Exercise description: Scan the data. Collect each line that contains the word "Date".

+++ The input +++

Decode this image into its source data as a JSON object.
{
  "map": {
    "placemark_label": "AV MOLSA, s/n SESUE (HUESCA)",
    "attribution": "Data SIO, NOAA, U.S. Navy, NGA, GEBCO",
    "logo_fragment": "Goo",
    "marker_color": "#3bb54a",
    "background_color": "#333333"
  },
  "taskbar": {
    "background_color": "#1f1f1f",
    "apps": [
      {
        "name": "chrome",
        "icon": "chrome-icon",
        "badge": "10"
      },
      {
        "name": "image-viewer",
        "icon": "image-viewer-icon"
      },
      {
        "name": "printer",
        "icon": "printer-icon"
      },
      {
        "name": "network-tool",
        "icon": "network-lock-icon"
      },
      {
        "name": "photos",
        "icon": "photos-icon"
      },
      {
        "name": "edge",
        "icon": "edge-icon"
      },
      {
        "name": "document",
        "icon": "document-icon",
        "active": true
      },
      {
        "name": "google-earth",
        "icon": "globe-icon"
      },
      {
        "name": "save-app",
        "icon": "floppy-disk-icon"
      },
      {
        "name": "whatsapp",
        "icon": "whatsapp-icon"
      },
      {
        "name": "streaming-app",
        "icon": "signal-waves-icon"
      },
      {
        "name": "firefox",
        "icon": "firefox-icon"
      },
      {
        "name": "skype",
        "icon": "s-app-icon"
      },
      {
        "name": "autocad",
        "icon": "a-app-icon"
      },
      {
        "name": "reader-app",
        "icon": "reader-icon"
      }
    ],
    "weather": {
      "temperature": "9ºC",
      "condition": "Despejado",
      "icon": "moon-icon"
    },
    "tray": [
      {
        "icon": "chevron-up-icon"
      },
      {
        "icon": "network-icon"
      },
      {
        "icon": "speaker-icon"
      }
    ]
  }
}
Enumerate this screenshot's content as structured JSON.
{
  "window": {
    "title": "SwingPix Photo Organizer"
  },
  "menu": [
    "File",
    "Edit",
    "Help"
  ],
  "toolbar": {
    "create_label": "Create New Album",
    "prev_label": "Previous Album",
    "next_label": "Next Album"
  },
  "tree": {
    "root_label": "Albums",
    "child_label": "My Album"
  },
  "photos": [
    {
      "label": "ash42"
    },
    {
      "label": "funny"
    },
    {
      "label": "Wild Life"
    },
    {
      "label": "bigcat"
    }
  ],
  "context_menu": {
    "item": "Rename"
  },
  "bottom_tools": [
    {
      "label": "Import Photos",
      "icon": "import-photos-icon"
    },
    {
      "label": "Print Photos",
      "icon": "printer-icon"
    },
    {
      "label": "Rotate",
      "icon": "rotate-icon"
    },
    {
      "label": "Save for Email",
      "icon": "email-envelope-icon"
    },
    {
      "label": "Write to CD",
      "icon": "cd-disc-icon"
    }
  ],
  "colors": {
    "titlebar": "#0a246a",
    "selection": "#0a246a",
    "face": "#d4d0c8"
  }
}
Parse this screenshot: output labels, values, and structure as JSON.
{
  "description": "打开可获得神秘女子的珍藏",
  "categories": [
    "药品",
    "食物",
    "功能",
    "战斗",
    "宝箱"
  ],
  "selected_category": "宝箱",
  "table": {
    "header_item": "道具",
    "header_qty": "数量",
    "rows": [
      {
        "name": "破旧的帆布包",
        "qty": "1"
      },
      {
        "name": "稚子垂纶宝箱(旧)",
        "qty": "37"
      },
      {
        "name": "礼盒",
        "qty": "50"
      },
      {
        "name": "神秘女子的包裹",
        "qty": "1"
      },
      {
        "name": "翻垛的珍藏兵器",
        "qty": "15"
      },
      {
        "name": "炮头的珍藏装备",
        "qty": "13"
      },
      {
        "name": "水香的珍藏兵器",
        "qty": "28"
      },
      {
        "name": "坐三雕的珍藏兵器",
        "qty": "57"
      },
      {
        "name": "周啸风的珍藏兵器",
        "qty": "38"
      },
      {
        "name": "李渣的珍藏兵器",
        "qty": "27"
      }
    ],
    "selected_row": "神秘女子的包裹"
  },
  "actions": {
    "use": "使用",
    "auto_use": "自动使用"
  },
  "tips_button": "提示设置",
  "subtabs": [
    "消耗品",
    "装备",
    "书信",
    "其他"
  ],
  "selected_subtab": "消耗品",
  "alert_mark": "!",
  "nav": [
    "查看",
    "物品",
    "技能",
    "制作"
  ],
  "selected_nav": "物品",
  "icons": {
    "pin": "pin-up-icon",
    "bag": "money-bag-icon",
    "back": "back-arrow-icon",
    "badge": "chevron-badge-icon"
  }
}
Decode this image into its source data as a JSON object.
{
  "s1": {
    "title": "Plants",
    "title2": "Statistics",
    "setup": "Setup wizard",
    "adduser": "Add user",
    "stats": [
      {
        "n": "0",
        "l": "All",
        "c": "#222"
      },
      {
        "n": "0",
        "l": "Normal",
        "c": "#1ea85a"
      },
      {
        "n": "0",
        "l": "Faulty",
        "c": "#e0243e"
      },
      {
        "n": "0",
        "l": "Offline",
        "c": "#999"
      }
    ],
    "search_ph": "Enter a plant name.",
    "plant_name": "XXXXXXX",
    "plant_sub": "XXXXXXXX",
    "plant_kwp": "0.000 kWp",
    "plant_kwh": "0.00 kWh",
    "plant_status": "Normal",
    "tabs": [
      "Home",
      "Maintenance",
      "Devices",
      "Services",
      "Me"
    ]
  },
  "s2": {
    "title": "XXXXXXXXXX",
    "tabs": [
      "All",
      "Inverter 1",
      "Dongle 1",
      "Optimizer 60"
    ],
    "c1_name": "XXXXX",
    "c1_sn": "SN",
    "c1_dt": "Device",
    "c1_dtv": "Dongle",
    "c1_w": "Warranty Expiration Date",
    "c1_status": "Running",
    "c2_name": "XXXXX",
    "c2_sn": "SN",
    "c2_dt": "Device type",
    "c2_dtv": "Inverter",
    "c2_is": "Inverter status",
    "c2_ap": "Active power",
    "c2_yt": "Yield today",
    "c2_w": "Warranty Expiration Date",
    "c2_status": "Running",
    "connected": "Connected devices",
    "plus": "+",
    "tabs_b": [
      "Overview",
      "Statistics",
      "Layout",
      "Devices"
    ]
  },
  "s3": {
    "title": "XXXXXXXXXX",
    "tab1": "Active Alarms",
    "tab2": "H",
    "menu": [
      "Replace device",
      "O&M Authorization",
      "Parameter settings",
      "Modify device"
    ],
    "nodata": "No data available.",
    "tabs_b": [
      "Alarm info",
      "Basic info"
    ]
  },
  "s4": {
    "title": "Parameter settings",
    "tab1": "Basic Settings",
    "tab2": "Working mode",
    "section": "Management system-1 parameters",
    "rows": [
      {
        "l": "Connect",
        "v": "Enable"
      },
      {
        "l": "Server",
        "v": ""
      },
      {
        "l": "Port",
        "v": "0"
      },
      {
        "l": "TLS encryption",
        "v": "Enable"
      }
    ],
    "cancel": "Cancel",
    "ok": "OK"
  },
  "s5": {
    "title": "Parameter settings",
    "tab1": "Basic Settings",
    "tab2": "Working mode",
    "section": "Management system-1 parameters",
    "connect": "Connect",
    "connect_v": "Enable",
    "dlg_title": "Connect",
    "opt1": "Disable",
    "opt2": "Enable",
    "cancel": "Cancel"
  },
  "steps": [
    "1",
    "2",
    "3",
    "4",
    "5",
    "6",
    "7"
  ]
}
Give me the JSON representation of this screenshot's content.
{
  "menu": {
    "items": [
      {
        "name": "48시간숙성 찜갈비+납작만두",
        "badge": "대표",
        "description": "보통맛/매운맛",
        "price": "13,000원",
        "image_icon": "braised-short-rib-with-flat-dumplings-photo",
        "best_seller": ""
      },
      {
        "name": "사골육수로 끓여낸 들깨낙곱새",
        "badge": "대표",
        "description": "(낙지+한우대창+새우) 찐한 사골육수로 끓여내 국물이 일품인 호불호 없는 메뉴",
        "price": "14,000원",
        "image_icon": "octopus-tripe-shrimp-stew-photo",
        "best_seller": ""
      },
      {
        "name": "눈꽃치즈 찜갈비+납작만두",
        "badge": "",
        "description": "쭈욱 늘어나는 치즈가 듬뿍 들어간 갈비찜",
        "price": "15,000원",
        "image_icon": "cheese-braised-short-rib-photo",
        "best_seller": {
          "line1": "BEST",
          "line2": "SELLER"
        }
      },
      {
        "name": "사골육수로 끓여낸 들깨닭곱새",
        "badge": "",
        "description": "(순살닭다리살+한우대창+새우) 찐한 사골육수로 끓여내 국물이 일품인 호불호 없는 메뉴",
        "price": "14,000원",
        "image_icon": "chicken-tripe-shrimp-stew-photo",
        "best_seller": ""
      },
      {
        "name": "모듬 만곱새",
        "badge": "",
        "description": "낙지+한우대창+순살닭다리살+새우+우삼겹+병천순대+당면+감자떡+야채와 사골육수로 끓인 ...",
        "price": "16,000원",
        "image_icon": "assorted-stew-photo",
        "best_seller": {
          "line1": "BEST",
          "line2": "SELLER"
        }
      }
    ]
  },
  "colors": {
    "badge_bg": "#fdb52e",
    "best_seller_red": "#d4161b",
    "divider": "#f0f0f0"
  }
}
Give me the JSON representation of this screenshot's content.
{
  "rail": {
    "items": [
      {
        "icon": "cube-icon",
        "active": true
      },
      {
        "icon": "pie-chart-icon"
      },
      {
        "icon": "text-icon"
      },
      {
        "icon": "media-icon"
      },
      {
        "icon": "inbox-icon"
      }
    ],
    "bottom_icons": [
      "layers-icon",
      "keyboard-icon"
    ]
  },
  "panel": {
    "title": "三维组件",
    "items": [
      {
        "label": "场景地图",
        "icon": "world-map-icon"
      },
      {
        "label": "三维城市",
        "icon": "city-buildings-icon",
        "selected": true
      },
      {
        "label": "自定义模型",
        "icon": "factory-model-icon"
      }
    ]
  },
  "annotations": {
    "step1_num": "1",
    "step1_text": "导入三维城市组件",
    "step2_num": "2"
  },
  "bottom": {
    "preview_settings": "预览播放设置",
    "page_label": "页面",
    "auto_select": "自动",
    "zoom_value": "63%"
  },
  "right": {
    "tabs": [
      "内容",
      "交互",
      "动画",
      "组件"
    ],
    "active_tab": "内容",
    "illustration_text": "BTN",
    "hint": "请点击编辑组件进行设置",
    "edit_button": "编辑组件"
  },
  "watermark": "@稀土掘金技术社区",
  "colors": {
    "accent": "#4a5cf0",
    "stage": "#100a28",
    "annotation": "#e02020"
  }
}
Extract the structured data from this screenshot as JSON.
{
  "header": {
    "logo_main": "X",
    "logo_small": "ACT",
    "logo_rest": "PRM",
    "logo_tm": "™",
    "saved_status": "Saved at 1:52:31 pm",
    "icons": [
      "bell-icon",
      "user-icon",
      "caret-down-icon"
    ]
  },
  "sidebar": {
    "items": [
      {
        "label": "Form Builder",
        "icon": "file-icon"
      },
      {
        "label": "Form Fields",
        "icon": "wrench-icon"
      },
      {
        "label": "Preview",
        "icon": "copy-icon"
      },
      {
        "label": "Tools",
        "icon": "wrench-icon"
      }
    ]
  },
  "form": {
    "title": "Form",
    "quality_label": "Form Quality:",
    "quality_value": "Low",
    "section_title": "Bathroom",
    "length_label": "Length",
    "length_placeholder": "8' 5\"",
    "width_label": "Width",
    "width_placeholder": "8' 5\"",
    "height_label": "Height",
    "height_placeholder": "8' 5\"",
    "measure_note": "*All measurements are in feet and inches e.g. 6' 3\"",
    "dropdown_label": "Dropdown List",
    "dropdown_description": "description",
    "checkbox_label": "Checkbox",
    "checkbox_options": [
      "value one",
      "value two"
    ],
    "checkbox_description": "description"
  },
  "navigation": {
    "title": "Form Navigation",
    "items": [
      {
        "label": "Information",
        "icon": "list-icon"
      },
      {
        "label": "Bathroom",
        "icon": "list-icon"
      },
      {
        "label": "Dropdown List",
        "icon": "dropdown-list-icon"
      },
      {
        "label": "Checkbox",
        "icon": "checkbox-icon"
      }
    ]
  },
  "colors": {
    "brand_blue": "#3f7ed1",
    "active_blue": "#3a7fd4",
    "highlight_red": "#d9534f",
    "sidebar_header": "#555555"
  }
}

+++

Solution to this task:
    "c1_w": "Warranty Expiration Date",
    "c2_w": "Warranty Expiration Date",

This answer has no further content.